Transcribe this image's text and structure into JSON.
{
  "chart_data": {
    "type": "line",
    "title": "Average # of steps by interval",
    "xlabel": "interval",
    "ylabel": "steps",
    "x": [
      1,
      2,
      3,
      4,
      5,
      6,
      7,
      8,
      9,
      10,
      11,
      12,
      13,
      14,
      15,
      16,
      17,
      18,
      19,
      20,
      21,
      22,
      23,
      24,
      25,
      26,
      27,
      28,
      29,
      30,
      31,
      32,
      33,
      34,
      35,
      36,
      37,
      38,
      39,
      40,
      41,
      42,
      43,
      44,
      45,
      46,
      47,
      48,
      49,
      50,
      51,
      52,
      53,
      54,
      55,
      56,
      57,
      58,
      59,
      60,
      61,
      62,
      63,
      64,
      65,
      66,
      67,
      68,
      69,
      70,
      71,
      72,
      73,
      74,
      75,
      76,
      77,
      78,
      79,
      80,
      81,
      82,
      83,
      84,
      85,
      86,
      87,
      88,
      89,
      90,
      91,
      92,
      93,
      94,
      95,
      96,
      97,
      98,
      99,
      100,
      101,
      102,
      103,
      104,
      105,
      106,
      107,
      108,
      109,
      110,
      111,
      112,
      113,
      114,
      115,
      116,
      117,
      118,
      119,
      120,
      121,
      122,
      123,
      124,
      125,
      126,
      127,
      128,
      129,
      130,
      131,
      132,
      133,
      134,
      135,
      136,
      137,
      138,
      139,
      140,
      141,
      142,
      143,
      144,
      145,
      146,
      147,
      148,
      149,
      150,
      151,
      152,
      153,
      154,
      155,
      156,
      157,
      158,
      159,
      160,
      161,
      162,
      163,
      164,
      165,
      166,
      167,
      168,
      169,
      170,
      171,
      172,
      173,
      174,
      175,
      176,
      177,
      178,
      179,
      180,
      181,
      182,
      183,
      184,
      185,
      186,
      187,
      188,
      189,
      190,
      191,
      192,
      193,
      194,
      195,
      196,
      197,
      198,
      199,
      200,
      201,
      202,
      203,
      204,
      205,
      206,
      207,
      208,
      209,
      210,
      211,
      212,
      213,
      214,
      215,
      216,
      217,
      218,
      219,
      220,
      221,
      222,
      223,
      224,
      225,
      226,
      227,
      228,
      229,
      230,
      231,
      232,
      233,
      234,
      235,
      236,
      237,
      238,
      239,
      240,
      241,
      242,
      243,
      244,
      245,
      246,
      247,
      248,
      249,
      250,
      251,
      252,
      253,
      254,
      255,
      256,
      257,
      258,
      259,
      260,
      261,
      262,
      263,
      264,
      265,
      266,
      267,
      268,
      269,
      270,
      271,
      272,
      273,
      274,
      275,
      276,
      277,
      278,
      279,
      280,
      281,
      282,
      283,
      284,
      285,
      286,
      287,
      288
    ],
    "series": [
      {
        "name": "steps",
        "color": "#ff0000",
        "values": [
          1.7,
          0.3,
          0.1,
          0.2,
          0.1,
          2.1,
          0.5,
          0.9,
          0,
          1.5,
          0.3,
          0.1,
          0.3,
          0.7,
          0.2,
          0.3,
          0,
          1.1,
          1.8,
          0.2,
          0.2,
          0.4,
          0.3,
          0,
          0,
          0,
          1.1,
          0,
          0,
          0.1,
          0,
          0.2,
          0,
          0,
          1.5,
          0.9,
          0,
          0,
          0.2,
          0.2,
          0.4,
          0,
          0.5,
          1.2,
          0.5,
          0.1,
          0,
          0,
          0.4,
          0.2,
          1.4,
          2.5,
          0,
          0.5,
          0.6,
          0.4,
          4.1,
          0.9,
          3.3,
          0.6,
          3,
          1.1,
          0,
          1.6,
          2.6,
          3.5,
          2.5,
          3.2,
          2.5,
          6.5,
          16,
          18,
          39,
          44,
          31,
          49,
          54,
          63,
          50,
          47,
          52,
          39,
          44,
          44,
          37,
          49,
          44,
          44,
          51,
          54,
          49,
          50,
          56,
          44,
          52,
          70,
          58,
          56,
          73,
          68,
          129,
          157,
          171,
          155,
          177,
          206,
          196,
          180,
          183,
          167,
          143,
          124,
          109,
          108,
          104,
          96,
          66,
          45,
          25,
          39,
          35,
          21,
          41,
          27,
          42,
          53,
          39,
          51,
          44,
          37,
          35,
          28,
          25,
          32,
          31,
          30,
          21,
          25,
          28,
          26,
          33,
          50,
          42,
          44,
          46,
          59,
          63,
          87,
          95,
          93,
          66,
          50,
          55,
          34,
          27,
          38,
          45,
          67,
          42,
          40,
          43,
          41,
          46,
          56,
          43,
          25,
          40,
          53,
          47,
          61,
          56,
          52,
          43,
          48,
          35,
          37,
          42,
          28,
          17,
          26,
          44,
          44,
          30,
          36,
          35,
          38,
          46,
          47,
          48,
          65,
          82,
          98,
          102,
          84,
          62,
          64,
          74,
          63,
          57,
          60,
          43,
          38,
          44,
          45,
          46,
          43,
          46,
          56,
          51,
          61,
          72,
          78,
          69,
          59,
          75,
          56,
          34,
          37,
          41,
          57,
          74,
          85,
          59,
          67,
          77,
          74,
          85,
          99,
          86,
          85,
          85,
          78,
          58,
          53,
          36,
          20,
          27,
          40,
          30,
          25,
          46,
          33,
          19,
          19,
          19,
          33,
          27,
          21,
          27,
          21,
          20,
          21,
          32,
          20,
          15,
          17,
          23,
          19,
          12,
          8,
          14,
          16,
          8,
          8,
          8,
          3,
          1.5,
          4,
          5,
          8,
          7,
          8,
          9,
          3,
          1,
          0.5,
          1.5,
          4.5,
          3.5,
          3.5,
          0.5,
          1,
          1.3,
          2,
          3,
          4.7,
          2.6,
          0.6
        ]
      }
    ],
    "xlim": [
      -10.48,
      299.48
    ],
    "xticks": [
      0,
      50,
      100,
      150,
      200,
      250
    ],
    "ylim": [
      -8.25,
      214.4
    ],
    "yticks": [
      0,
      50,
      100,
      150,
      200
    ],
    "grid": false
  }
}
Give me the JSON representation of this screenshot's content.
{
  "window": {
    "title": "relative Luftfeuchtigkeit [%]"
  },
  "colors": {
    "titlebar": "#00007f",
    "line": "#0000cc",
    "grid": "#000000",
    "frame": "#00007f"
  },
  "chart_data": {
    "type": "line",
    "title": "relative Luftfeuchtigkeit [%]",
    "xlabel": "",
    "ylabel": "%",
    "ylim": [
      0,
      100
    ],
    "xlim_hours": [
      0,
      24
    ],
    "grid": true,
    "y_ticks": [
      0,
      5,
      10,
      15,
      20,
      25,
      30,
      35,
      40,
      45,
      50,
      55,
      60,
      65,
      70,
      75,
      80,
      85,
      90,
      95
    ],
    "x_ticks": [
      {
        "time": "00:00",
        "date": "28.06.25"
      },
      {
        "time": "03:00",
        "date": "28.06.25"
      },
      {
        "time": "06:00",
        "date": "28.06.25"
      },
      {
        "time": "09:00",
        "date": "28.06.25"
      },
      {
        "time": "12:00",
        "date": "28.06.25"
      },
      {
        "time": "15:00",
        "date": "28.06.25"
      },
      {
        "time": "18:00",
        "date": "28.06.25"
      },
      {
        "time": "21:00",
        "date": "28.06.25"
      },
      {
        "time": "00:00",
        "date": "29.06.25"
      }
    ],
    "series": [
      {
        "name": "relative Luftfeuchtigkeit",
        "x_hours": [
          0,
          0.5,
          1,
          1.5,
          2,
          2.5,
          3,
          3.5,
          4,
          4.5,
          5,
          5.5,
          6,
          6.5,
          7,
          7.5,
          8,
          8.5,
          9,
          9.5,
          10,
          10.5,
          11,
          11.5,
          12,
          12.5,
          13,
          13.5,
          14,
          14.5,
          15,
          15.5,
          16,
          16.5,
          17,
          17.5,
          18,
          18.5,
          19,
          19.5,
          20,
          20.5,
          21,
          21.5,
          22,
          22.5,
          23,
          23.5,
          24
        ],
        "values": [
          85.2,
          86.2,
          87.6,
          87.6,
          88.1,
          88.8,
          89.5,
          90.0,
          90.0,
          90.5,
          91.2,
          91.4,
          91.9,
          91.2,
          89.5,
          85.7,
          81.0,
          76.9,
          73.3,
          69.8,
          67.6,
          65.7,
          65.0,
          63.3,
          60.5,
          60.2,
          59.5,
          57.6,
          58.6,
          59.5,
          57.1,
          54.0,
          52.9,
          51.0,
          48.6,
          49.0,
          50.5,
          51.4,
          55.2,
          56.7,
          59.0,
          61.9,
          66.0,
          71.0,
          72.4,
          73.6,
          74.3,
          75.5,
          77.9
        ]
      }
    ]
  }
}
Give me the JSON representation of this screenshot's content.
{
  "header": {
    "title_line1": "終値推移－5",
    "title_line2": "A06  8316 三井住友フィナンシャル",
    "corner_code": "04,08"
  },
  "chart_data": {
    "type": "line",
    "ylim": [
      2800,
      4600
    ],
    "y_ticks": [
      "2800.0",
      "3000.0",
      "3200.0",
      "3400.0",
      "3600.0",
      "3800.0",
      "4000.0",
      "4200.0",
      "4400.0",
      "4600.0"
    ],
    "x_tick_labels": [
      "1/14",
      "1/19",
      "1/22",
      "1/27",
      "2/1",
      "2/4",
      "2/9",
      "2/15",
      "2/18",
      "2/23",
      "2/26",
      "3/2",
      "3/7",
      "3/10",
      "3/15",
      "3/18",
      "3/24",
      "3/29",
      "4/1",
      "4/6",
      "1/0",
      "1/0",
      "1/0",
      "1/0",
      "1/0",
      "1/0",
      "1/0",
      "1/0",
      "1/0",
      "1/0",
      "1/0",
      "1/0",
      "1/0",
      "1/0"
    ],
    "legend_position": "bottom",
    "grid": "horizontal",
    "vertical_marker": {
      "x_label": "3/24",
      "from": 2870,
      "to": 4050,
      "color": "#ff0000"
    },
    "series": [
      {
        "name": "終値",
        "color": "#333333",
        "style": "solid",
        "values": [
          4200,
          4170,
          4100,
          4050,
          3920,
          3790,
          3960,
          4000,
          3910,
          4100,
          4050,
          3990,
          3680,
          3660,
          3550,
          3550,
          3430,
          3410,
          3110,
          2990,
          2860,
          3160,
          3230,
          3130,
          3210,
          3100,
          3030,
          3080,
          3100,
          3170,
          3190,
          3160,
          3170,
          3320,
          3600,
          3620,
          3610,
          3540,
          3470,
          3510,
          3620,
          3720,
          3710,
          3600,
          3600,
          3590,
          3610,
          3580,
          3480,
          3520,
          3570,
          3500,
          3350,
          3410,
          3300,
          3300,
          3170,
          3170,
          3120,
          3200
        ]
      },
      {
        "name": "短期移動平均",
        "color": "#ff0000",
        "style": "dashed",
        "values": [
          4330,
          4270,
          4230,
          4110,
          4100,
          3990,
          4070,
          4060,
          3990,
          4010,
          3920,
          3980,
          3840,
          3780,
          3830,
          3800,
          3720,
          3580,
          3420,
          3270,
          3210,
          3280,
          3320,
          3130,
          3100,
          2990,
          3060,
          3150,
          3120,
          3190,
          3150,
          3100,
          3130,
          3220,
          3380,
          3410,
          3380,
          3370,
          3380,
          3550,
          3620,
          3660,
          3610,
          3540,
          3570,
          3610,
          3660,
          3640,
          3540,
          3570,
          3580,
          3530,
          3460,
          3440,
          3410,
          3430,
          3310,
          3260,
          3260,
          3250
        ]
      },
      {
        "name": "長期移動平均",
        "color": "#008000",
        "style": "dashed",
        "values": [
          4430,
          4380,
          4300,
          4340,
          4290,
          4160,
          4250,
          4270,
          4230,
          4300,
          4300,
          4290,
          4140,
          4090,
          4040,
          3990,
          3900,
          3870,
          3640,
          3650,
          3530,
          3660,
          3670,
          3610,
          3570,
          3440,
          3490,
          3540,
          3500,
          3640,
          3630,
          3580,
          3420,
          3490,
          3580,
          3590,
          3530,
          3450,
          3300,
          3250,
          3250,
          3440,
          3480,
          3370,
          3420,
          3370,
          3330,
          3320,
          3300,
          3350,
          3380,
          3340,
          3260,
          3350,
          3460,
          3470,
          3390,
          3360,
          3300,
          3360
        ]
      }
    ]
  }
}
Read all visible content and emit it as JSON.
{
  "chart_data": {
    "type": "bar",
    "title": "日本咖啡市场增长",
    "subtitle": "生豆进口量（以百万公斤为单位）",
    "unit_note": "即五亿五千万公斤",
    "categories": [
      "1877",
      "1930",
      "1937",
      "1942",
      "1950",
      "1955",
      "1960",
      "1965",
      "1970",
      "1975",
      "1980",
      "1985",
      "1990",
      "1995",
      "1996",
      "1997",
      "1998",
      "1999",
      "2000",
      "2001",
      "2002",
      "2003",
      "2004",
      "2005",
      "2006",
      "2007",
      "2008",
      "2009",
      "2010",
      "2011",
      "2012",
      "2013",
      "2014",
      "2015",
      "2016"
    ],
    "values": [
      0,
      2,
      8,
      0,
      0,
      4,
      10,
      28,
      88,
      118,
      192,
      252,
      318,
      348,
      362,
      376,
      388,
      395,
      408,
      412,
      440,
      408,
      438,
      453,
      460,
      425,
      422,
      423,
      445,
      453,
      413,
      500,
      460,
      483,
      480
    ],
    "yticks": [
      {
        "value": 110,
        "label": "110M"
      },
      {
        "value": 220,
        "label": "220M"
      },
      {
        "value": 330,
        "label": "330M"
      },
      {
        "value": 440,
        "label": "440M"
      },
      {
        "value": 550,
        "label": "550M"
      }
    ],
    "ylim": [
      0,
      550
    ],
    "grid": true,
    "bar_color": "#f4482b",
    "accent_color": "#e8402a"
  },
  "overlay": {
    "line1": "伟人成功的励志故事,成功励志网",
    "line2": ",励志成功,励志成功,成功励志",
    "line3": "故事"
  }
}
• • •
> TASK DESCRIPTION: Lines containing the string "relative" are to be selected and copied.

> EXERCISE SOLUTION:
    "title": "relative Luftfeuchtigkeit [%]"
    "title": "relative Luftfeuchtigkeit [%]",
        "name": "relative Luftfeuchtigkeit",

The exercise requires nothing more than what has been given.